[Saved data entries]
----------------
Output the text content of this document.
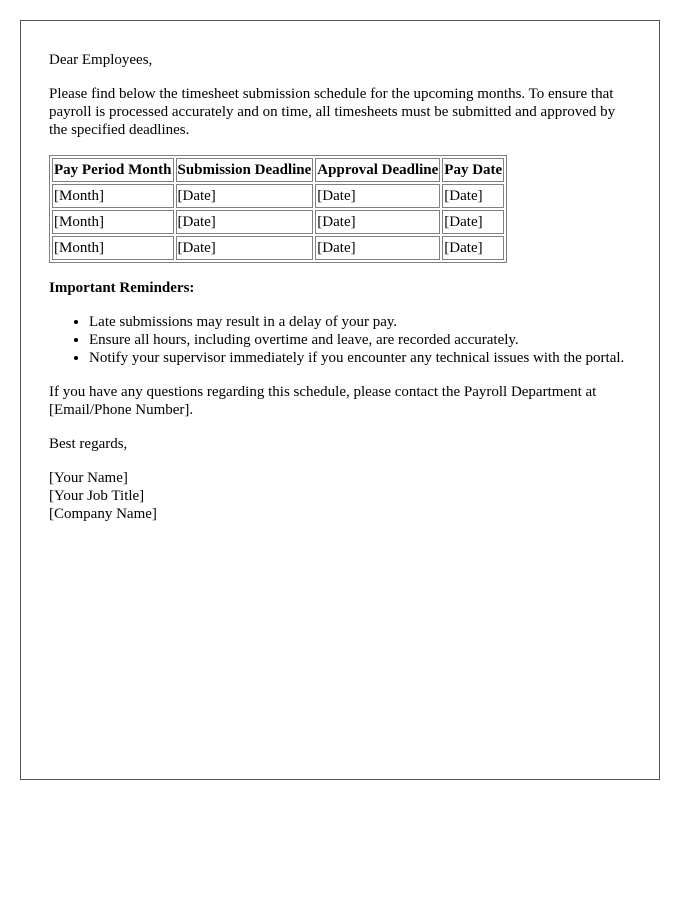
Dear Employees,

Please find below the timesheet submission schedule for the upcoming months. To ensure that payroll is processed accurately and on time, all timesheets must be submitted and approved by the specified deadlines.

Pay Period Month	Submission Deadline	Approval Deadline	Pay Date
[Month]	[Date]	[Date]	[Date]
[Month]	[Date]	[Date]	[Date]
[Month]	[Date]	[Date]	[Date]

Important Reminders:

• Late submissions may result in a delay of your pay.
• Ensure all hours, including overtime and leave, are recorded accurately.
• Notify your supervisor immediately if you encounter any technical issues with the portal.

If you have any questions regarding this schedule, please contact the Payroll Department at [Email/Phone Number].

Best regards,

[Your Name]
[Your Job Title]
[Company Name]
----------------
- PROBLEM -
Output every entry exactly as given; pictures are not part of the copy.

- SOLVED EXERCISE -
Output the text content of this document.
Dear Employees,

Please find below the timesheet submission schedule for the upcoming months. To ensure that payroll is processed accurately and on time, all timesheets must be submitted and approved by the specified deadlines.

Pay Period Month	Submission Deadline	Approval Deadline	Pay Date
[Month]	[Date]	[Date]	[Date]
[Month]	[Date]	[Date]	[Date]
[Month]	[Date]	[Date]	[Date]

Important Reminders:

• Late submissions may result in a delay of your pay.
• Ensure all hours, including overtime and leave, are recorded accurately.
• Notify your supervisor immediately if you encounter any technical issues with the portal.

If you have any questions regarding this schedule, please contact the Payroll Department at [Email/Phone Number].

Best regards,

[Your Name]
[Your Job Title]
[Company Name]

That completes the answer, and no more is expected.